(Dataset excerpt)
· · · · · · ·
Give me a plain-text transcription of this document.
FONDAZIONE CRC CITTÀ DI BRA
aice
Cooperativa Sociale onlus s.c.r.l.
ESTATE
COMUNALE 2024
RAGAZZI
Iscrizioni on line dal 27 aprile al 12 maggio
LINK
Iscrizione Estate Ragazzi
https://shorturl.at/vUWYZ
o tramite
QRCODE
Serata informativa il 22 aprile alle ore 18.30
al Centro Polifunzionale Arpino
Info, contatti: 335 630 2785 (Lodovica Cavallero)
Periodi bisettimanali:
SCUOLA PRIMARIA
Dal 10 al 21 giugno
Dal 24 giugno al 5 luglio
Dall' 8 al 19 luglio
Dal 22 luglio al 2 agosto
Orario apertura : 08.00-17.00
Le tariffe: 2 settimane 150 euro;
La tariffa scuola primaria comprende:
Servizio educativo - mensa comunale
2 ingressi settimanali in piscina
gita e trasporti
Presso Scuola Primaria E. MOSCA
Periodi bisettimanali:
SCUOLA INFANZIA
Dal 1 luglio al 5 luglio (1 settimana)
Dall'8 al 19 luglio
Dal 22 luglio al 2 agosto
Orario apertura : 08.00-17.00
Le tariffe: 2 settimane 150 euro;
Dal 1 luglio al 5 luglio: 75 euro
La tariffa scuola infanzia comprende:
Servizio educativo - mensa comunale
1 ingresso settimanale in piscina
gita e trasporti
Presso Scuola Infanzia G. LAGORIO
· · · · · · ·
Requirements — Every line of the data above should be copied exactly.

Exercise output —
Give me a plain-text transcription of this document.
FONDAZIONE CRC CITTÀ DI BRA
aice
Cooperativa Sociale onlus s.c.r.l.
ESTATE
COMUNALE 2024
RAGAZZI
Iscrizioni on line dal 27 aprile al 12 maggio
LINK
Iscrizione Estate Ragazzi
https://shorturl.at/vUWYZ
o tramite
QRCODE
Serata informativa il 22 aprile alle ore 18.30
al Centro Polifunzionale Arpino
Info, contatti: 335 630 2785 (Lodovica Cavallero)
Periodi bisettimanali:
SCUOLA PRIMARIA
Dal 10 al 21 giugno
Dal 24 giugno al 5 luglio
Dall' 8 al 19 luglio
Dal 22 luglio al 2 agosto
Orario apertura : 08.00-17.00
Le tariffe: 2 settimane 150 euro;
La tariffa scuola primaria comprende:
Servizio educativo - mensa comunale
2 ingressi settimanali in piscina
gita e trasporti
Presso Scuola Primaria E. MOSCA
Periodi bisettimanali:
SCUOLA INFANZIA
Dal 1 luglio al 5 luglio (1 settimana)
Dall'8 al 19 luglio
Dal 22 luglio al 2 agosto
Orario apertura : 08.00-17.00
Le tariffe: 2 settimane 150 euro;
Dal 1 luglio al 5 luglio: 75 euro
La tariffa scuola infanzia comprende:
Servizio educativo - mensa comunale
1 ingresso settimanale in piscina
gita e trasporti
Presso Scuola Infanzia G. LAGORIO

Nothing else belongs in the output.